-- START --

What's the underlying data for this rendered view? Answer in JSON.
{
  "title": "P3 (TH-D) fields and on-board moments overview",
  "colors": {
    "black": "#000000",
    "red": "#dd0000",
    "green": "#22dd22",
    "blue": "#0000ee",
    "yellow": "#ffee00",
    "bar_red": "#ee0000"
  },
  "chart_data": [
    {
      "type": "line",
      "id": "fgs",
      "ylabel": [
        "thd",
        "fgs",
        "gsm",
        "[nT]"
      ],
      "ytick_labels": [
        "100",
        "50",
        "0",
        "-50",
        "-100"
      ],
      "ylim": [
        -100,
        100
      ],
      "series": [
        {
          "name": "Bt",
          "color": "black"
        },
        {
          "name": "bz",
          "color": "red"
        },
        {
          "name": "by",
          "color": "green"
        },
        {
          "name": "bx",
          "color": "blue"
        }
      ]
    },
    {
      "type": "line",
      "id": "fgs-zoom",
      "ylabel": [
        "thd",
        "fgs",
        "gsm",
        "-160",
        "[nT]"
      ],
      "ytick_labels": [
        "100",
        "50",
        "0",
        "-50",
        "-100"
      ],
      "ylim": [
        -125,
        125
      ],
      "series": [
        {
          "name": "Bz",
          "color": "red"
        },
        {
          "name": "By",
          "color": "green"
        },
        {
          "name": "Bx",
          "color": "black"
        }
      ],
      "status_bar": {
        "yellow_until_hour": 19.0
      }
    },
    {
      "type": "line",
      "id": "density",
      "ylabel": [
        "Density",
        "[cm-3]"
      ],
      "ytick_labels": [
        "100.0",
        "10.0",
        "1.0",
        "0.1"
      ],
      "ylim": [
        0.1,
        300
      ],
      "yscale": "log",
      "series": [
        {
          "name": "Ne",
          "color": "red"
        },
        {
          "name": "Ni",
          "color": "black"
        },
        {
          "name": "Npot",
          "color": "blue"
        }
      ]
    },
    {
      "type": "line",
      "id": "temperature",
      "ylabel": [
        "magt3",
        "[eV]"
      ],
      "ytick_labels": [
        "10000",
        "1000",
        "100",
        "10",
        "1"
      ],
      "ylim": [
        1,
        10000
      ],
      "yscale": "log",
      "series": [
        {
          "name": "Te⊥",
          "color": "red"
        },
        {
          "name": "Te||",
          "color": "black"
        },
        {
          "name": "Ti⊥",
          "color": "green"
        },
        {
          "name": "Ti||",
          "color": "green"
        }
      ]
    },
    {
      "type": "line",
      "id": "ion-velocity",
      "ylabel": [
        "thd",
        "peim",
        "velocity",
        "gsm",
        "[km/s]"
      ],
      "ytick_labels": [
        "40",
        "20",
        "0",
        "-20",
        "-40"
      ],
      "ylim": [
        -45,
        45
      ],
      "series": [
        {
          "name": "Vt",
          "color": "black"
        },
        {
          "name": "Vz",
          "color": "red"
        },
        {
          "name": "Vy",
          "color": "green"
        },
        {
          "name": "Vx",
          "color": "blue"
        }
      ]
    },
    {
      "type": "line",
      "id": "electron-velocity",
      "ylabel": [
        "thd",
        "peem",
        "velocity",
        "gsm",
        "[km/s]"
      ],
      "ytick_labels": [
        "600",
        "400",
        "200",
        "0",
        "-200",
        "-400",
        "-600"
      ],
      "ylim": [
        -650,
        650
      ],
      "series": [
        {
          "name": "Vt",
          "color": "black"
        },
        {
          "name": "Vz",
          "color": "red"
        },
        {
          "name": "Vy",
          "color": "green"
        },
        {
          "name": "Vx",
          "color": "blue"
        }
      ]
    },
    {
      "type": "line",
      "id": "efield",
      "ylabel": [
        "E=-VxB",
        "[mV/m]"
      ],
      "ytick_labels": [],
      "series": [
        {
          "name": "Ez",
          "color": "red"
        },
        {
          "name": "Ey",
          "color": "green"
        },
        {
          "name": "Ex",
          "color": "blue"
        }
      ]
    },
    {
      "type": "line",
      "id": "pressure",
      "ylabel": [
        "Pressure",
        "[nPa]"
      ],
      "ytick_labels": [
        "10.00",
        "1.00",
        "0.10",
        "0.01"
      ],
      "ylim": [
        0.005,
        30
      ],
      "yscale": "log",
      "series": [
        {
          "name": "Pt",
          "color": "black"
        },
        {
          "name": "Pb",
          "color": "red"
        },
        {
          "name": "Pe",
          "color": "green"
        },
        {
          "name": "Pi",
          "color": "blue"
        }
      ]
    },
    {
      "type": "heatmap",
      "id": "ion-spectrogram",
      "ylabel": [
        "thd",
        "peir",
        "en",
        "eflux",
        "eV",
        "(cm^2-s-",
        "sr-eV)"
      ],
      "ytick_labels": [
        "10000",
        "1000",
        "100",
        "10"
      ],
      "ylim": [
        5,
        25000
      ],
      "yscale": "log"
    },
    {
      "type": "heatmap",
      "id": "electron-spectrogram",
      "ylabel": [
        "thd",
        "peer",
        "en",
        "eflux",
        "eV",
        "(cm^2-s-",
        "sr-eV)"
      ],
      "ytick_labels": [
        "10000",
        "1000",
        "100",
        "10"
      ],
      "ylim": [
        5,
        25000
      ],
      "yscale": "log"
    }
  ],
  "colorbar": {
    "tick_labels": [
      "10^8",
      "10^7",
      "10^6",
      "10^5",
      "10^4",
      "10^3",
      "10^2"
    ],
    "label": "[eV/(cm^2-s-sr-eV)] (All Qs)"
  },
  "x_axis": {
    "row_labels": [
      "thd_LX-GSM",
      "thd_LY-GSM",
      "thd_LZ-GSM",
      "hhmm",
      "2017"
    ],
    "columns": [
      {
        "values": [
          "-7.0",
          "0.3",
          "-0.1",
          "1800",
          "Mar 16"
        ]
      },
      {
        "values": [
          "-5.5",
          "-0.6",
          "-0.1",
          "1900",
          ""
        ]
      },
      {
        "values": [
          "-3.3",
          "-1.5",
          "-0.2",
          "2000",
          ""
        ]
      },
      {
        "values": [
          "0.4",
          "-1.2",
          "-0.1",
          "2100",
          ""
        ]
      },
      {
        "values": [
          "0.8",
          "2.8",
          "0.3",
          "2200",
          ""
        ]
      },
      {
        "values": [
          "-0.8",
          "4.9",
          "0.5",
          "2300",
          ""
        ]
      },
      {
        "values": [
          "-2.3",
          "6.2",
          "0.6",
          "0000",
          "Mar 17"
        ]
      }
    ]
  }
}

-- END --

Instructions for the task: Each record must be repeated exactly as it is.

Result of the exercise:
What's the underlying data for this rendered view? Answer in JSON.
{
  "title": "P3 (TH-D) fields and on-board moments overview",
  "colors": {
    "black": "#000000",
    "red": "#dd0000",
    "green": "#22dd22",
    "blue": "#0000ee",
    "yellow": "#ffee00",
    "bar_red": "#ee0000"
  },
  "chart_data": [
    {
      "type": "line",
      "id": "fgs",
      "ylabel": [
        "thd",
        "fgs",
        "gsm",
        "[nT]"
      ],
      "ytick_labels": [
        "100",
        "50",
        "0",
        "-50",
        "-100"
      ],
      "ylim": [
        -100,
        100
      ],
      "series": [
        {
          "name": "Bt",
          "color": "black"
        },
        {
          "name": "bz",
          "color": "red"
        },
        {
          "name": "by",
          "color": "green"
        },
        {
          "name": "bx",
          "color": "blue"
        }
      ]
    },
    {
      "type": "line",
      "id": "fgs-zoom",
      "ylabel": [
        "thd",
        "fgs",
        "gsm",
        "-160",
        "[nT]"
      ],
      "ytick_labels": [
        "100",
        "50",
        "0",
        "-50",
        "-100"
      ],
      "ylim": [
        -125,
        125
      ],
      "series": [
        {
          "name": "Bz",
          "color": "red"
        },
        {
          "name": "By",
          "color": "green"
        },
        {
          "name": "Bx",
          "color": "black"
        }
      ],
      "status_bar": {
        "yellow_until_hour": 19.0
      }
    },
    {
      "type": "line",
      "id": "density",
      "ylabel": [
        "Density",
        "[cm-3]"
      ],
      "ytick_labels": [
        "100.0",
        "10.0",
        "1.0",
        "0.1"
      ],
      "ylim": [
        0.1,
        300
      ],
      "yscale": "log",
      "series": [
        {
          "name": "Ne",
          "color": "red"
        },
        {
          "name": "Ni",
          "color": "black"
        },
        {
          "name": "Npot",
          "color": "blue"
        }
      ]
    },
    {
      "type": "line",
      "id": "temperature",
      "ylabel": [
        "magt3",
        "[eV]"
      ],
      "ytick_labels": [
        "10000",
        "1000",
        "100",
        "10",
        "1"
      ],
      "ylim": [
        1,
        10000
      ],
      "yscale": "log",
      "series": [
        {
          "name": "Te⊥",
          "color": "red"
        },
        {
          "name": "Te||",
          "color": "black"
        },
        {
          "name": "Ti⊥",
          "color": "green"
        },
        {
          "name": "Ti||",
          "color": "green"
        }
      ]
    },
    {
      "type": "line",
      "id": "ion-velocity",
      "ylabel": [
        "thd",
        "peim",
        "velocity",
        "gsm",
        "[km/s]"
      ],
      "ytick_labels": [
        "40",
        "20",
        "0",
        "-20",
        "-40"
      ],
      "ylim": [
        -45,
        45
      ],
      "series": [
        {
          "name": "Vt",
          "color": "black"
        },
        {
          "name": "Vz",
          "color": "red"
        },
        {
          "name": "Vy",
          "color": "green"
        },
        {
          "name": "Vx",
          "color": "blue"
        }
      ]
    },
    {
      "type": "line",
      "id": "electron-velocity",
      "ylabel": [
        "thd",
        "peem",
        "velocity",
        "gsm",
        "[km/s]"
      ],
      "ytick_labels": [
        "600",
        "400",
        "200",
        "0",
        "-200",
        "-400",
        "-600"
      ],
      "ylim": [
        -650,
        650
      ],
      "series": [
        {
          "name": "Vt",
          "color": "black"
        },
        {
          "name": "Vz",
          "color": "red"
        },
        {
          "name": "Vy",
          "color": "green"
        },
        {
          "name": "Vx",
          "color": "blue"
        }
      ]
    },
    {
      "type": "line",
      "id": "efield",
      "ylabel": [
        "E=-VxB",
        "[mV/m]"
      ],
      "ytick_labels": [],
      "series": [
        {
          "name": "Ez",
          "color": "red"
        },
        {
          "name": "Ey",
          "color": "green"
        },
        {
          "name": "Ex",
          "color": "blue"
        }
      ]
    },
    {
      "type": "line",
      "id": "pressure",
      "ylabel": [
        "Pressure",
        "[nPa]"
      ],
      "ytick_labels": [
        "10.00",
        "1.00",
        "0.10",
        "0.01"
      ],
      "ylim": [
        0.005,
        30
      ],
      "yscale": "log",
      "series": [
        {
          "name": "Pt",
          "color": "black"
        },
        {
          "name": "Pb",
          "color": "red"
        },
        {
          "name": "Pe",
          "color": "green"
        },
        {
          "name": "Pi",
          "color": "blue"
        }
      ]
    },
    {
      "type": "heatmap",
      "id": "ion-spectrogram",
      "ylabel": [
        "thd",
        "peir",
        "en",
        "eflux",
        "eV",
        "(cm^2-s-",
        "sr-eV)"
      ],
      "ytick_labels": [
        "10000",
        "1000",
        "100",
        "10"
      ],
      "ylim": [
        5,
        25000
      ],
      "yscale": "log"
    },
    {
      "type": "heatmap",
      "id": "electron-spectrogram",
      "ylabel": [
        "thd",
        "peer",
        "en",
        "eflux",
        "eV",
        "(cm^2-s-",
        "sr-eV)"
      ],
      "ytick_labels": [
        "10000",
        "1000",
        "100",
        "10"
      ],
      "ylim": [
        5,
        25000
      ],
      "yscale": "log"
    }
  ],
  "colorbar": {
    "tick_labels": [
      "10^8",
      "10^7",
      "10^6",
      "10^5",
      "10^4",
      "10^3",
      "10^2"
    ],
    "label": "[eV/(cm^2-s-sr-eV)] (All Qs)"
  },
  "x_axis": {
    "row_labels": [
      "thd_LX-GSM",
      "thd_LY-GSM",
      "thd_LZ-GSM",
      "hhmm",
      "2017"
    ],
    "columns": [
      {
        "values": [
          "-7.0",
          "0.3",
          "-0.1",
          "1800",
          "Mar 16"
        ]
      },
      {
        "values": [
          "-5.5",
          "-0.6",
          "-0.1",
          "1900",
          ""
        ]
      },
      {
        "values": [
          "-3.3",
          "-1.5",
          "-0.2",
          "2000",
          ""
        ]
      },
      {
        "values": [
          "0.4",
          "-1.2",
          "-0.1",
          "2100",
          ""
        ]
      },
      {
        "values": [
          "0.8",
          "2.8",
          "0.3",
          "2200",
          ""
        ]
      },
      {
        "values": [
          "-0.8",
          "4.9",
          "0.5",
          "2300",
          ""
        ]
      },
      {
        "values": [
          "-2.3",
          "6.2",
          "0.6",
          "0000",
          "Mar 17"
        ]
      }
    ]
  }
}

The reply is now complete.